> [EXTRACTED INFORMATION]:
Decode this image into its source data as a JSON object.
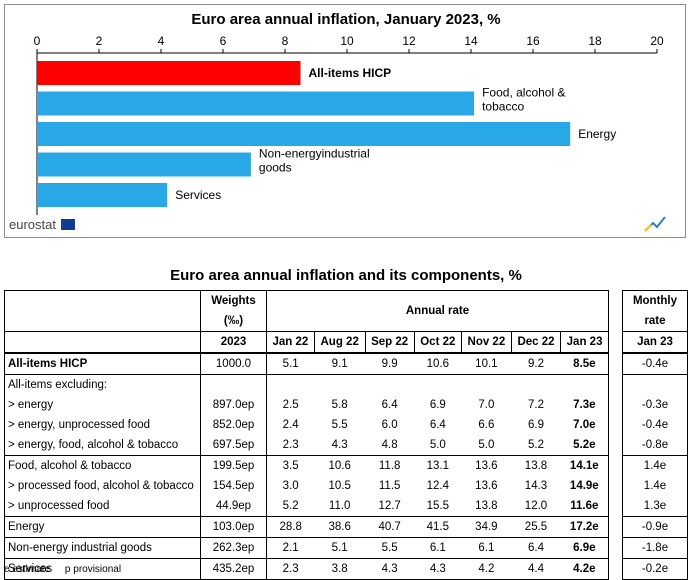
{
  "chart_data": {
    "type": "bar",
    "orientation": "horizontal",
    "title": "Euro area annual inflation,  January 2023, %",
    "xlim": [
      0,
      20
    ],
    "xticks": [
      0,
      2,
      4,
      6,
      8,
      10,
      12,
      14,
      16,
      18,
      20
    ],
    "categories": [
      "All-items HICP",
      "Food, alcohol & tobacco",
      "Energy",
      "Non-energy industrial goods",
      "Services"
    ],
    "display_labels": [
      [
        "All-items HICP"
      ],
      [
        "Food, alcohol &",
        "tobacco"
      ],
      [
        "Energy"
      ],
      [
        "Non-energyindustrial",
        "goods"
      ],
      [
        "Services"
      ]
    ],
    "values": [
      8.5,
      14.1,
      17.2,
      6.9,
      4.2
    ],
    "colors": [
      "#ff0000",
      "#29a8e8",
      "#29a8e8",
      "#29a8e8",
      "#29a8e8"
    ],
    "label_bold": [
      true,
      false,
      false,
      false,
      false
    ],
    "grid": false
  },
  "branding": {
    "logo": "eurostat"
  },
  "table": {
    "title": "Euro area annual inflation and its components, %",
    "weights_header": "Weights",
    "weights_unit": "(‰)",
    "annual_header": "Annual rate",
    "monthly_header": [
      "Monthly",
      "rate"
    ],
    "columns": [
      "2023",
      "Jan 22",
      "Aug 22",
      "Sep 22",
      "Oct 22",
      "Nov 22",
      "Dec 22",
      "Jan 23"
    ],
    "monthly_column": "Jan 23",
    "rows": [
      {
        "label": "All-items HICP",
        "bold": true,
        "group_start": true,
        "values": [
          "1000.0",
          "5.1",
          "9.1",
          "9.9",
          "10.6",
          "10.1",
          "9.2",
          "8.5e"
        ],
        "monthly": "-0.4e"
      },
      {
        "label": "All-items excluding:",
        "subheader": true,
        "group_start": true,
        "values": [
          "",
          "",
          "",
          "",
          "",
          "",
          "",
          ""
        ],
        "monthly": ""
      },
      {
        "label": "> energy",
        "values": [
          "897.0ep",
          "2.5",
          "5.8",
          "6.4",
          "6.9",
          "7.0",
          "7.2",
          "7.3e"
        ],
        "monthly": "-0.3e"
      },
      {
        "label": "> energy, unprocessed food",
        "values": [
          "852.0ep",
          "2.4",
          "5.5",
          "6.0",
          "6.4",
          "6.6",
          "6.9",
          "7.0e"
        ],
        "monthly": "-0.4e"
      },
      {
        "label": "> energy, food, alcohol & tobacco",
        "values": [
          "697.5ep",
          "2.3",
          "4.3",
          "4.8",
          "5.0",
          "5.0",
          "5.2",
          "5.2e"
        ],
        "monthly": "-0.8e"
      },
      {
        "label": "Food, alcohol & tobacco",
        "group_start": true,
        "values": [
          "199.5ep",
          "3.5",
          "10.6",
          "11.8",
          "13.1",
          "13.6",
          "13.8",
          "14.1e"
        ],
        "monthly": "1.4e"
      },
      {
        "label": "> processed food, alcohol & tobacco",
        "values": [
          "154.5ep",
          "3.0",
          "10.5",
          "11.5",
          "12.4",
          "13.6",
          "14.3",
          "14.9e"
        ],
        "monthly": "1.4e"
      },
      {
        "label": "> unprocessed food",
        "values": [
          "44.9ep",
          "5.2",
          "11.0",
          "12.7",
          "15.5",
          "13.8",
          "12.0",
          "11.6e"
        ],
        "monthly": "1.3e"
      },
      {
        "label": "Energy",
        "group_start": true,
        "values": [
          "103.0ep",
          "28.8",
          "38.6",
          "40.7",
          "41.5",
          "34.9",
          "25.5",
          "17.2e"
        ],
        "monthly": "-0.9e"
      },
      {
        "label": "Non-energy industrial goods",
        "group_start": true,
        "values": [
          "262.3ep",
          "2.1",
          "5.1",
          "5.5",
          "6.1",
          "6.1",
          "6.4",
          "6.9e"
        ],
        "monthly": "-1.8e"
      },
      {
        "label": "Services",
        "group_start": true,
        "values": [
          "435.2ep",
          "2.3",
          "3.8",
          "4.3",
          "4.3",
          "4.2",
          "4.4",
          "4.2e"
        ],
        "monthly": "-0.2e"
      }
    ]
  },
  "footnote": {
    "estimate": "e estimate",
    "provisional": "p provisional"
  }
}
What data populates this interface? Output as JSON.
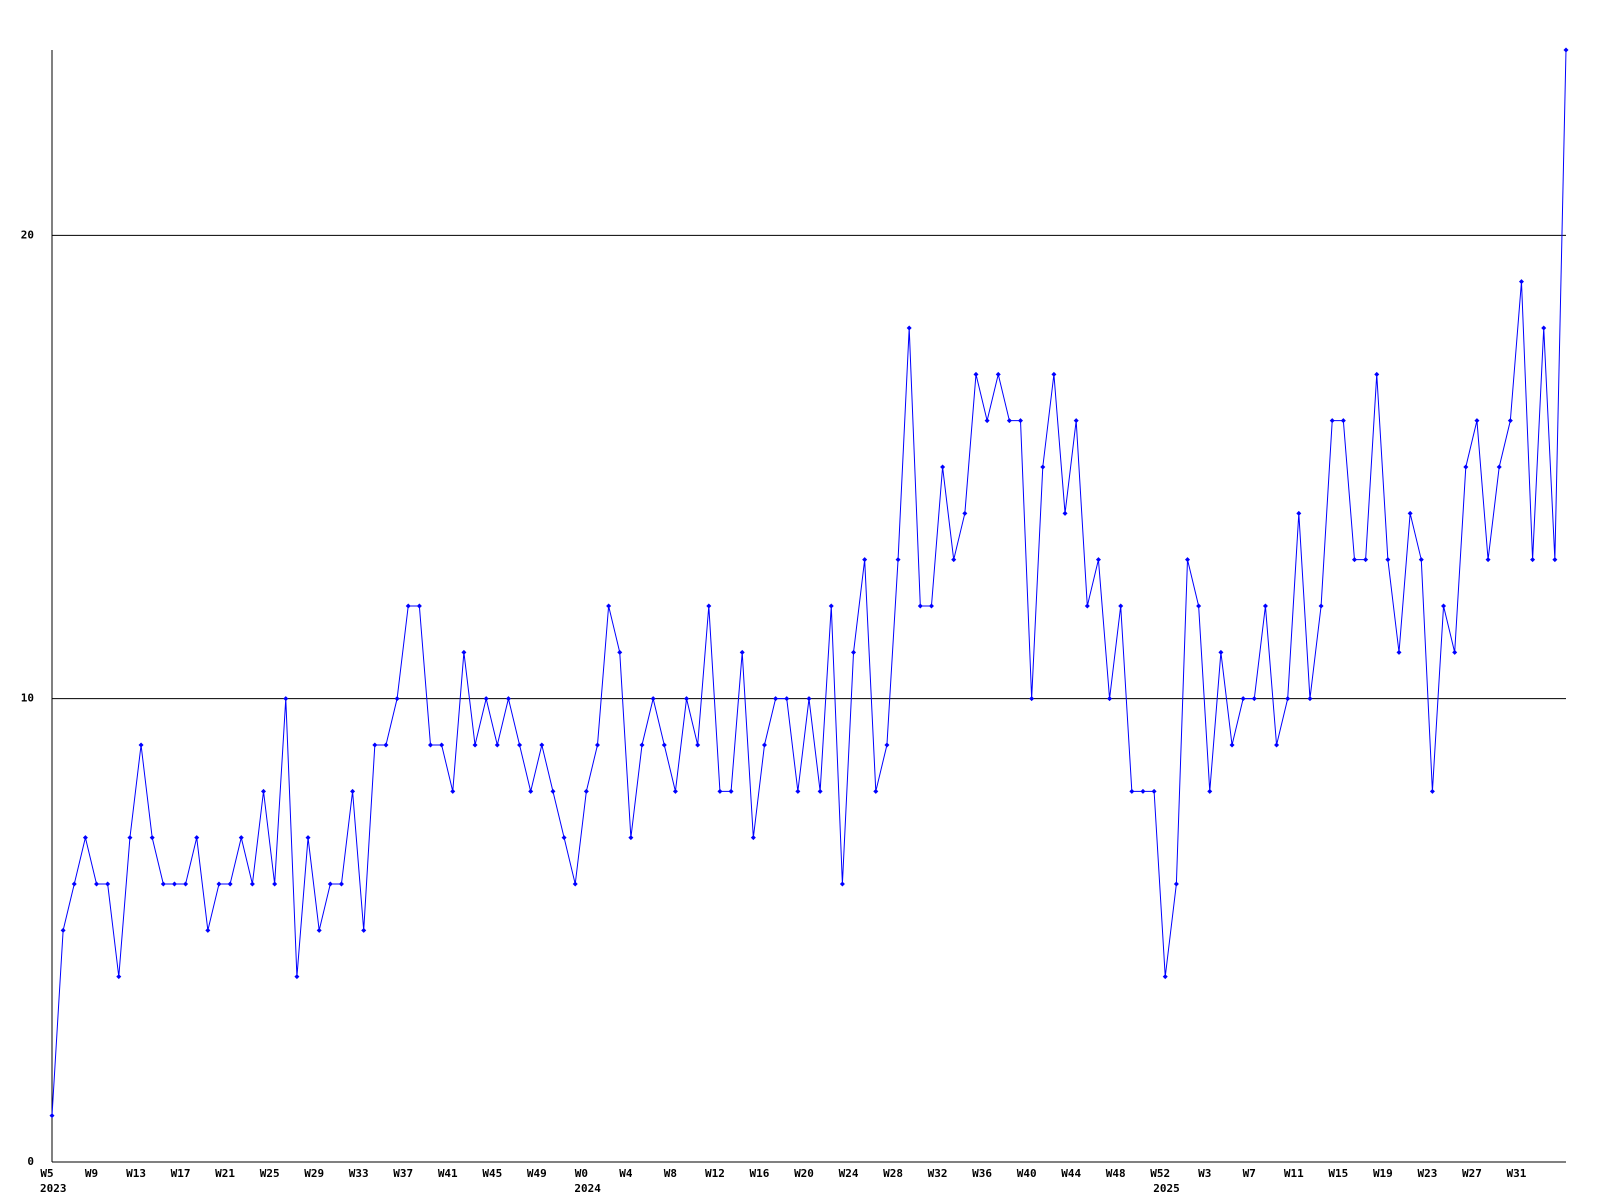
{
  "chart_data": {
    "type": "line",
    "categories": [
      "W5",
      null,
      null,
      null,
      "W9",
      null,
      null,
      null,
      "W13",
      null,
      null,
      null,
      "W17",
      null,
      null,
      null,
      "W21",
      null,
      null,
      null,
      "W25",
      null,
      null,
      null,
      "W29",
      null,
      null,
      null,
      "W33",
      null,
      null,
      null,
      "W37",
      null,
      null,
      null,
      "W41",
      null,
      null,
      null,
      "W45",
      null,
      null,
      null,
      "W49",
      null,
      null,
      null,
      "W0",
      null,
      null,
      null,
      "W4",
      null,
      null,
      null,
      "W8",
      null,
      null,
      null,
      "W12",
      null,
      null,
      null,
      "W16",
      null,
      null,
      null,
      "W20",
      null,
      null,
      null,
      "W24",
      null,
      null,
      null,
      "W28",
      null,
      null,
      null,
      "W32",
      null,
      null,
      null,
      "W36",
      null,
      null,
      null,
      "W40",
      null,
      null,
      null,
      "W44",
      null,
      null,
      null,
      "W48",
      null,
      null,
      null,
      "W52",
      null,
      null,
      null,
      "W3",
      null,
      null,
      null,
      "W7",
      null,
      null,
      null,
      "W11",
      null,
      null,
      null,
      "W15",
      null,
      null,
      null,
      "W19",
      null,
      null,
      null,
      "W23",
      null,
      null,
      null,
      "W27",
      null,
      null,
      null,
      "W31",
      null,
      null,
      null,
      null
    ],
    "category_years": [
      "2023",
      null,
      null,
      null,
      null,
      null,
      null,
      null,
      null,
      null,
      null,
      null,
      null,
      null,
      null,
      null,
      null,
      null,
      null,
      null,
      null,
      null,
      null,
      null,
      null,
      null,
      null,
      null,
      null,
      null,
      null,
      null,
      null,
      null,
      null,
      null,
      null,
      null,
      null,
      null,
      null,
      null,
      null,
      null,
      null,
      null,
      null,
      null,
      "2024",
      null,
      null,
      null,
      null,
      null,
      null,
      null,
      null,
      null,
      null,
      null,
      null,
      null,
      null,
      null,
      null,
      null,
      null,
      null,
      null,
      null,
      null,
      null,
      null,
      null,
      null,
      null,
      null,
      null,
      null,
      null,
      null,
      null,
      null,
      null,
      null,
      null,
      null,
      null,
      null,
      null,
      null,
      null,
      null,
      null,
      null,
      null,
      null,
      null,
      null,
      null,
      "2025",
      null,
      null,
      null,
      null,
      null,
      null,
      null,
      null,
      null,
      null,
      null,
      null,
      null,
      null,
      null,
      null,
      null,
      null,
      null,
      null,
      null,
      null,
      null,
      null,
      null,
      null,
      null,
      null,
      null,
      null,
      null,
      null,
      null,
      null,
      null
    ],
    "values": [
      1,
      5,
      6,
      7,
      6,
      6,
      4,
      7,
      9,
      7,
      6,
      6,
      6,
      7,
      5,
      6,
      6,
      7,
      6,
      8,
      6,
      10,
      4,
      7,
      5,
      6,
      6,
      8,
      5,
      9,
      9,
      10,
      12,
      12,
      9,
      9,
      8,
      11,
      9,
      10,
      9,
      10,
      9,
      8,
      9,
      8,
      7,
      6,
      8,
      9,
      12,
      11,
      7,
      9,
      10,
      9,
      8,
      10,
      9,
      12,
      8,
      8,
      11,
      7,
      9,
      10,
      10,
      8,
      10,
      8,
      12,
      6,
      11,
      13,
      8,
      9,
      13,
      18,
      12,
      12,
      15,
      13,
      14,
      17,
      16,
      17,
      16,
      16,
      10,
      15,
      17,
      14,
      16,
      12,
      13,
      10,
      12,
      8,
      8,
      8,
      4,
      6,
      13,
      12,
      8,
      11,
      9,
      10,
      10,
      12,
      9,
      10,
      14,
      10,
      12,
      16,
      16,
      13,
      13,
      17,
      13,
      11,
      14,
      13,
      8,
      12,
      11,
      15,
      16,
      13,
      15,
      16,
      19,
      13,
      18,
      13,
      24
    ],
    "color": "#0000ff",
    "ylim": [
      0,
      24
    ],
    "yticks": [
      0,
      10,
      20
    ],
    "grid": true
  }
}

> [STATED TASK]: Write the number of lines containing the word "inflation" and nothing besides it.

> [EXERCISE RESPONSE]: 2